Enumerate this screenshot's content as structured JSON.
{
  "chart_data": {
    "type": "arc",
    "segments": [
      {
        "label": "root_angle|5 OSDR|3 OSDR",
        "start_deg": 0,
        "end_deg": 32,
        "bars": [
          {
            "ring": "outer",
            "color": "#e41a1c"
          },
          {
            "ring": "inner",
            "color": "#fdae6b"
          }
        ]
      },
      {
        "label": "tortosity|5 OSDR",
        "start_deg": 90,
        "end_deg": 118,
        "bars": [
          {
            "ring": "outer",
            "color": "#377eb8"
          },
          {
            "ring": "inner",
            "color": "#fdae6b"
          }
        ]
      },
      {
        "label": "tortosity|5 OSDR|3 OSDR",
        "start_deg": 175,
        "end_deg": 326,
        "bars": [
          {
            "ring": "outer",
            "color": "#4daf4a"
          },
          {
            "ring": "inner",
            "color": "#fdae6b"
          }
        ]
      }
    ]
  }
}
▬▬▬
**Requirement**
Make an exact copy of the listing, including every line.

**Solution for this task**
Enumerate this screenshot's content as structured JSON.
{
  "chart_data": {
    "type": "arc",
    "segments": [
      {
        "label": "root_angle|5 OSDR|3 OSDR",
        "start_deg": 0,
        "end_deg": 32,
        "bars": [
          {
            "ring": "outer",
            "color": "#e41a1c"
          },
          {
            "ring": "inner",
            "color": "#fdae6b"
          }
        ]
      },
      {
        "label": "tortosity|5 OSDR",
        "start_deg": 90,
        "end_deg": 118,
        "bars": [
          {
            "ring": "outer",
            "color": "#377eb8"
          },
          {
            "ring": "inner",
            "color": "#fdae6b"
          }
        ]
      },
      {
        "label": "tortosity|5 OSDR|3 OSDR",
        "start_deg": 175,
        "end_deg": 326,
        "bars": [
          {
            "ring": "outer",
            "color": "#4daf4a"
          },
          {
            "ring": "inner",
            "color": "#fdae6b"
          }
        ]
      }
    ]
  }
}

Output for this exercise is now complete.